## PASSAGE SHOWN
Expo SDK 55 Released for React Native
Expo announced the release of SDK 55, a major upgrade for cross-platform app developers. The update bundles React Native 0.83 and React 19.2, and introduces a powerful new Expo Router v7 with native toolbars, zoom transitions, and server-side rendering capabilities.
A significant architectural shift in Expo SDK 55 is the complete removal of support for the legacy architecture, making the New Architecture the mandatory default. This change aligns with the core direction of React Native, which froze the legacy architecture in version 0.80 to focus on improved performance and capabilities. The bundled React 19.2 introduces the `<Activity />` component, a powerful tool for preserving state in hidden UI elements. This allows developers to keep form data or scroll positions intact on inactive tabs, preventing data loss as users navigate through different parts of an application. Developer tooling receives a major upgrade thanks to React Native 0.83, which stabilizes a subset of the Web Performance APIs. New DevTools now feature dedicated network and performance panels within a standalone desktop app, giving clear visibility into API calls and JavaScript execution to debug bottlenecks. The update also brings more robust Server-Side Rendering (SSR) to the ecosystem. In addition to Expo Router's new data loaders for SEO-optimized web pages, React 19.2 enhances the user experience by batching how server-rendered Suspense boundaries are revealed, making content appear more smoothly and consistently. Beyond the core, individual packages see key improvements. The `expo-blur` library is now stable and highly performant on Android 12 and newer by leveraging the RenderNode API. SDK 55 also introduces a new versioning scheme where all core Expo package versions now align with the SDK's major version number, simplifying dependency management. Support for integrating Expo into existing native codebases, known as "brownfield" development, is enhanced with a new `expo-brownfield` package. It enables an "isolated" approach where the React Native portion of an app can be packaged as a native library (AAR or XCFramework), allowing native developers to use it without needing a Node.js environment.

## MATERIAL SUPPLIED

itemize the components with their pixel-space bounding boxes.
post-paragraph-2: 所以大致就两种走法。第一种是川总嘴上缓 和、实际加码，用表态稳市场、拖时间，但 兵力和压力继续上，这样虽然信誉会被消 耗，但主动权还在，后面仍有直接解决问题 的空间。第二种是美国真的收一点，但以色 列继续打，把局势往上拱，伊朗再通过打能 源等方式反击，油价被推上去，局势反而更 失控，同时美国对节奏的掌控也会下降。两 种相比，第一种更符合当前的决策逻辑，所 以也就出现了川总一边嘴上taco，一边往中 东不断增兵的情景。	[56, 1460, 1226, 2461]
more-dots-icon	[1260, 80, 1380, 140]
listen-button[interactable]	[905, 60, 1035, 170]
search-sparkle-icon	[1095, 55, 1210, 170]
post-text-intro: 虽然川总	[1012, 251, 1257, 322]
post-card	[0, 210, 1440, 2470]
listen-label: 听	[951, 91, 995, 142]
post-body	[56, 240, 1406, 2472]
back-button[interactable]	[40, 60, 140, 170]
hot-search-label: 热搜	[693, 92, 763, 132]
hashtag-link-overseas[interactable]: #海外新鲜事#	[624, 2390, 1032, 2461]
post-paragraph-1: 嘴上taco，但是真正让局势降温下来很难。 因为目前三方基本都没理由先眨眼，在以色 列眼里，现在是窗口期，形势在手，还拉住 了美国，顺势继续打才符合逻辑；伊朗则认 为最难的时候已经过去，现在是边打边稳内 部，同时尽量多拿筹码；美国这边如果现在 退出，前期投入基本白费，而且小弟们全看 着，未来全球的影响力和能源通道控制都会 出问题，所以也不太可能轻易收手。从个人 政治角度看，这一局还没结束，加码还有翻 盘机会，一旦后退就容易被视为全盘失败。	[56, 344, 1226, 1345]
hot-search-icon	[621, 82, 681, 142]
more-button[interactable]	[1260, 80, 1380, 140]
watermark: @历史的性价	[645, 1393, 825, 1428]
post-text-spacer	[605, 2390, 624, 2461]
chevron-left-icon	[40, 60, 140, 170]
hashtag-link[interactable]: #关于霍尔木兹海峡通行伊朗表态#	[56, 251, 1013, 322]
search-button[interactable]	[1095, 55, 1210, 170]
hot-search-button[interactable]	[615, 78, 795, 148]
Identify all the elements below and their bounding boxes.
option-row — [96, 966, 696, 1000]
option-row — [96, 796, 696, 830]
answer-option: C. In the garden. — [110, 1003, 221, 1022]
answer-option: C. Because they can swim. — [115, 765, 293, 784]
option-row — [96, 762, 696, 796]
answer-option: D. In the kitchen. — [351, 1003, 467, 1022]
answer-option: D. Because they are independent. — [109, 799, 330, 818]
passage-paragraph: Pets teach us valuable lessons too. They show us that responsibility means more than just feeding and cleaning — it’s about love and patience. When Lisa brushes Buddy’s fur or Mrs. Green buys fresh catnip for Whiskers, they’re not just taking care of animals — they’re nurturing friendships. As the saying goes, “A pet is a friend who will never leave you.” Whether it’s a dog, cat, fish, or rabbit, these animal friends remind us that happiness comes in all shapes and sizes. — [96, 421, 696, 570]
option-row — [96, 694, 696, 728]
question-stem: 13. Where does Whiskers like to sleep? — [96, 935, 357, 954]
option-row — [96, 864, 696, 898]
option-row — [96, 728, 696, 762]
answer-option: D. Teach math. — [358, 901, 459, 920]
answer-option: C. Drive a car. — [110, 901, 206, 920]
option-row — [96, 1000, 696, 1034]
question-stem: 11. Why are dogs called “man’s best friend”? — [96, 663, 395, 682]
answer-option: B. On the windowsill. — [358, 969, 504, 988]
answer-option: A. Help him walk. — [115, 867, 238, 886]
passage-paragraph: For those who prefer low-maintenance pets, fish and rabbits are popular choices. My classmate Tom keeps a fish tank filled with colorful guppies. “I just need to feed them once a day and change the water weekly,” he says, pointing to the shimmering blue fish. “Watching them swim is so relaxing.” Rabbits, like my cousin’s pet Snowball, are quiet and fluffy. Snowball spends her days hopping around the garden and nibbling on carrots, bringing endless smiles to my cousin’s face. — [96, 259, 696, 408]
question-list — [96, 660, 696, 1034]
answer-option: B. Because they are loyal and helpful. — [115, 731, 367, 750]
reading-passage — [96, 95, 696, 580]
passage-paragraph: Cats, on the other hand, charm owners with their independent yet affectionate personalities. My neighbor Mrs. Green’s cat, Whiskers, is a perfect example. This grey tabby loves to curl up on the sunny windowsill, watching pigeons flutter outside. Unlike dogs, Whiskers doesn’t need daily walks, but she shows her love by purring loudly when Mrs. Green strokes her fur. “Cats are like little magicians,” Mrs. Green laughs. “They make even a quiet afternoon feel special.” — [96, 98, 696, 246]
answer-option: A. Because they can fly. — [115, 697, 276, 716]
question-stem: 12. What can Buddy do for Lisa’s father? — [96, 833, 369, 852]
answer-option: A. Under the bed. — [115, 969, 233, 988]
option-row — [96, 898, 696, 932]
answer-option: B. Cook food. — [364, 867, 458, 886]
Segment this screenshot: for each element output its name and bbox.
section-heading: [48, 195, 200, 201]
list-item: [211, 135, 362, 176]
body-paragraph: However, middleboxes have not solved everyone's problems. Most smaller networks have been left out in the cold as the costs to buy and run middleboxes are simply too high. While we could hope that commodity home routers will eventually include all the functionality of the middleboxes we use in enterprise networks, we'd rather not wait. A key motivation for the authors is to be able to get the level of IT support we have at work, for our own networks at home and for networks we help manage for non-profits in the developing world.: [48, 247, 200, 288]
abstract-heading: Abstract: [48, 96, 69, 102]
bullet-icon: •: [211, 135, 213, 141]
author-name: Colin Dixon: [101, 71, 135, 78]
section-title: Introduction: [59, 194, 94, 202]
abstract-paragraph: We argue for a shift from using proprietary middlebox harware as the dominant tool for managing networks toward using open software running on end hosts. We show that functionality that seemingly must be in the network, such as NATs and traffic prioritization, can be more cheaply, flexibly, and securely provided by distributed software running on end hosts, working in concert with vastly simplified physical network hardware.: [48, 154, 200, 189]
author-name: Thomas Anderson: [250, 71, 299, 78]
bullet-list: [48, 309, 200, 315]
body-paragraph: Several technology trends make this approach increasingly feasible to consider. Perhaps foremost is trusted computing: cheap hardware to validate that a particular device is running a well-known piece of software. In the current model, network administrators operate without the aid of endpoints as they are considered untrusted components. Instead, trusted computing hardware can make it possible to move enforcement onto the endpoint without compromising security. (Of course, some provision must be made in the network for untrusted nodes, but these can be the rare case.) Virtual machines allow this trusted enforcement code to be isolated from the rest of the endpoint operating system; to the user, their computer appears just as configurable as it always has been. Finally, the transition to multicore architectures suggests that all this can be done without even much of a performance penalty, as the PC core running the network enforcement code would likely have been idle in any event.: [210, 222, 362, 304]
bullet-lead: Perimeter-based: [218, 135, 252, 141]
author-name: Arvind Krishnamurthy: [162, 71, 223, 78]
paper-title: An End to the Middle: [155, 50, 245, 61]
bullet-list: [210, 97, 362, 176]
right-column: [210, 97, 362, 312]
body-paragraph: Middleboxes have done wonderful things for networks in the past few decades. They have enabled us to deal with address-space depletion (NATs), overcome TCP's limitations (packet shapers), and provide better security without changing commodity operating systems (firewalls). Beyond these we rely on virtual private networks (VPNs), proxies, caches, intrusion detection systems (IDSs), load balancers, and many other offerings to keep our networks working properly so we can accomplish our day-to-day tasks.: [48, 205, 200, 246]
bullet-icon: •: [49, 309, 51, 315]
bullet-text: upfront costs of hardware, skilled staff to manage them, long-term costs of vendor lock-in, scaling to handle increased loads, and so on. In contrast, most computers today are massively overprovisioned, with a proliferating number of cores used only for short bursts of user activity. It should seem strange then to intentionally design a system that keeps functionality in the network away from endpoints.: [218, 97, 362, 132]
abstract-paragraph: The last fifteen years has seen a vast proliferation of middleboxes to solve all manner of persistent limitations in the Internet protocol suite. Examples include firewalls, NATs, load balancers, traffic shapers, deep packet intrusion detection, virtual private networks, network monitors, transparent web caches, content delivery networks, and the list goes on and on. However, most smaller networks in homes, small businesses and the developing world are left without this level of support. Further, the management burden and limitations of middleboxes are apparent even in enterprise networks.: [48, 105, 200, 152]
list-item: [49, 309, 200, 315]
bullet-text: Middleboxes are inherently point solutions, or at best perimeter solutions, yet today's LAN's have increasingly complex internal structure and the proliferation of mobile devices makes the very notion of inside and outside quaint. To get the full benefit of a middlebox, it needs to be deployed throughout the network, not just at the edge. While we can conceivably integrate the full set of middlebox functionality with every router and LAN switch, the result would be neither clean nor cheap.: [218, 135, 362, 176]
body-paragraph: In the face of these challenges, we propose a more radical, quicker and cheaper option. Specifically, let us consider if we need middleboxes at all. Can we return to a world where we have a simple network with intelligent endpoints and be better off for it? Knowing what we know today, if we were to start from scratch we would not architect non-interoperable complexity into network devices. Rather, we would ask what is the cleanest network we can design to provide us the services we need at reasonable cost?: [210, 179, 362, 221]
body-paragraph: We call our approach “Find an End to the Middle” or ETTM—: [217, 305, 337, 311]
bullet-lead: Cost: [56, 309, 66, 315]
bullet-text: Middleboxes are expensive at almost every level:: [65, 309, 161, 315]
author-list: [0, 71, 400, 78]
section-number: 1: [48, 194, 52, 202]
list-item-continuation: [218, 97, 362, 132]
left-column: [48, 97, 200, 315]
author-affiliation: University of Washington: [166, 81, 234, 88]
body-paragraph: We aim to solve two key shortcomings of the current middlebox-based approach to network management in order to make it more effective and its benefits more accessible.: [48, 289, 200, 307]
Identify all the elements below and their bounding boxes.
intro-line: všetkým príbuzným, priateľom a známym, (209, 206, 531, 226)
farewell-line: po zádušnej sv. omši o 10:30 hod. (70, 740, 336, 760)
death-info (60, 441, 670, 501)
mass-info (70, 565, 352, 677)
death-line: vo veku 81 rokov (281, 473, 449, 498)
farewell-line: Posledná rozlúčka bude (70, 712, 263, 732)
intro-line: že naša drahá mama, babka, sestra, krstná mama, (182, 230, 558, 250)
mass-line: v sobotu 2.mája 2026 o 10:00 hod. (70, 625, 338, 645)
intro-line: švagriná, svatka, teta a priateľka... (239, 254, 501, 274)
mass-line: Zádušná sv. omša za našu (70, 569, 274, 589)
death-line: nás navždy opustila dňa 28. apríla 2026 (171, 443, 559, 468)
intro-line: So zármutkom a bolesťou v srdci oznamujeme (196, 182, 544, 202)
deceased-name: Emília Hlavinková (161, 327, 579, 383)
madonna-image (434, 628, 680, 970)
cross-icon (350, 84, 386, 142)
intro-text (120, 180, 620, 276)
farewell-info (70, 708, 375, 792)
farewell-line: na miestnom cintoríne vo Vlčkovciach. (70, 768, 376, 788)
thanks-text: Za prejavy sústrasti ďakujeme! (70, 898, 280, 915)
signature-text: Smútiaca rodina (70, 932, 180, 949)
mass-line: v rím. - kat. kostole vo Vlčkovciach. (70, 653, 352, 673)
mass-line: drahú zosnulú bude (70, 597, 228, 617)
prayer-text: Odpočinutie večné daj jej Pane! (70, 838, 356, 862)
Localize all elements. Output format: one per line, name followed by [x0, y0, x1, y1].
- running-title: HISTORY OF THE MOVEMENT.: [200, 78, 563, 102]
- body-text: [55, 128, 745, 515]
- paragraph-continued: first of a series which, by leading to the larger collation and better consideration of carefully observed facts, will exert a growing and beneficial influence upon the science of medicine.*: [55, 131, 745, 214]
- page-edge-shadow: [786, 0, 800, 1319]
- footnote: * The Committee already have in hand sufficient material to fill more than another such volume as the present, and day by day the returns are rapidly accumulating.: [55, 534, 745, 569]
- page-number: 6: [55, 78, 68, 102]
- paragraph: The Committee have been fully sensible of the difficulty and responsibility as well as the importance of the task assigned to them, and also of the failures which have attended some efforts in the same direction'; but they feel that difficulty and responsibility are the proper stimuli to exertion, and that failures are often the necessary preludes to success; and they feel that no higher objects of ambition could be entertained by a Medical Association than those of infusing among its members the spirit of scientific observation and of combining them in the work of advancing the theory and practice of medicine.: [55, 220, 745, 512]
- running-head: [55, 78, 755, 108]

## WHAT TO DO
From the article on the Expo SDK 55 release, output the stretch from "Expo SDK 55 Released" through "server-side rendering capabilities." word for word. Rely only on the Expo SDK 55 article for what follows, not on the lines.

## ANSWER BELOW
Expo SDK 55 Released for React Native
Expo announced the release of SDK 55, a major upgrade for cross-platform app developers. The update bundles React Native 0.83 and React 19.2, and introduces a powerful new Expo Router v7 with native toolbars, zoom transitions, and server-side rendering capabilities.